[Collected data]
######
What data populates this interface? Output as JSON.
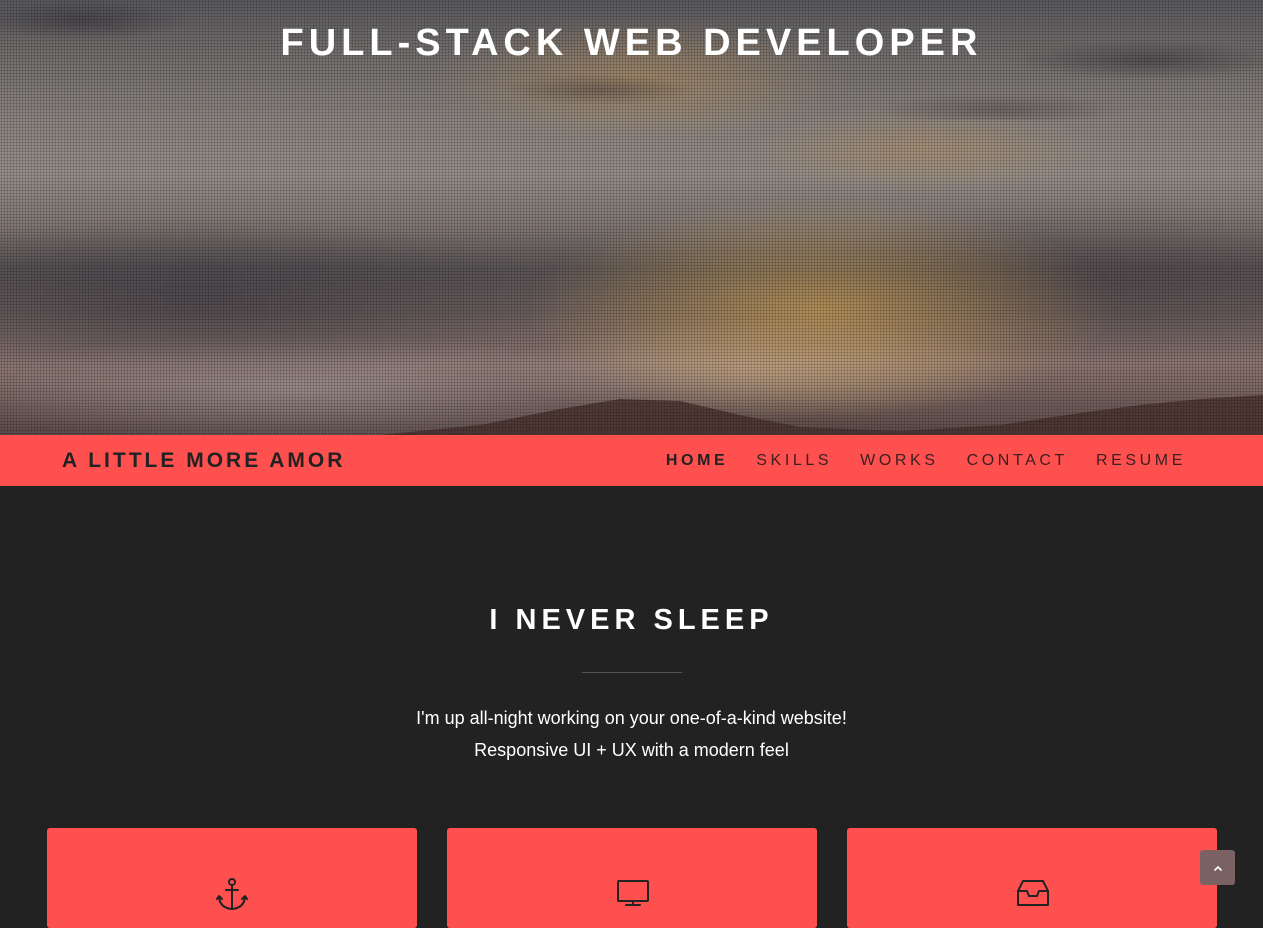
{
  "hero": {
    "title": "FULL-STACK WEB DEVELOPER"
  },
  "navbar": {
    "brand": "A LITTLE MORE AMOR",
    "links": [
      {
        "label": "HOME",
        "active": true
      },
      {
        "label": "SKILLS",
        "active": false
      },
      {
        "label": "WORKS",
        "active": false
      },
      {
        "label": "CONTACT",
        "active": false
      },
      {
        "label": "RESUME",
        "active": false
      }
    ]
  },
  "main": {
    "title": "I NEVER SLEEP",
    "tagline_line1": "I'm up all-night working on your one-of-a-kind website!",
    "tagline_line2": "Responsive UI + UX with a modern feel"
  },
  "cards": [
    {
      "icon": "anchor-icon"
    },
    {
      "icon": "monitor-icon"
    },
    {
      "icon": "inbox-icon"
    }
  ],
  "back_to_top": {
    "icon": "chevron-up-icon"
  },
  "colors": {
    "accent": "#ff5050",
    "background": "#222222",
    "text_light": "#ffffff",
    "text_dark": "#222222"
  }
}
######
> [Task requirements] All of the data above should be transcribed verbatim, with pictures omitted.

> [Response]
What data populates this interface? Output as JSON.
{
  "hero": {
    "title": "FULL-STACK WEB DEVELOPER"
  },
  "navbar": {
    "brand": "A LITTLE MORE AMOR",
    "links": [
      {
        "label": "HOME",
        "active": true
      },
      {
        "label": "SKILLS",
        "active": false
      },
      {
        "label": "WORKS",
        "active": false
      },
      {
        "label": "CONTACT",
        "active": false
      },
      {
        "label": "RESUME",
        "active": false
      }
    ]
  },
  "main": {
    "title": "I NEVER SLEEP",
    "tagline_line1": "I'm up all-night working on your one-of-a-kind website!",
    "tagline_line2": "Responsive UI + UX with a modern feel"
  },
  "cards": [
    {
      "icon": "anchor-icon"
    },
    {
      "icon": "monitor-icon"
    },
    {
      "icon": "inbox-icon"
    }
  ],
  "back_to_top": {
    "icon": "chevron-up-icon"
  },
  "colors": {
    "accent": "#ff5050",
    "background": "#222222",
    "text_light": "#ffffff",
    "text_dark": "#222222"
  }
}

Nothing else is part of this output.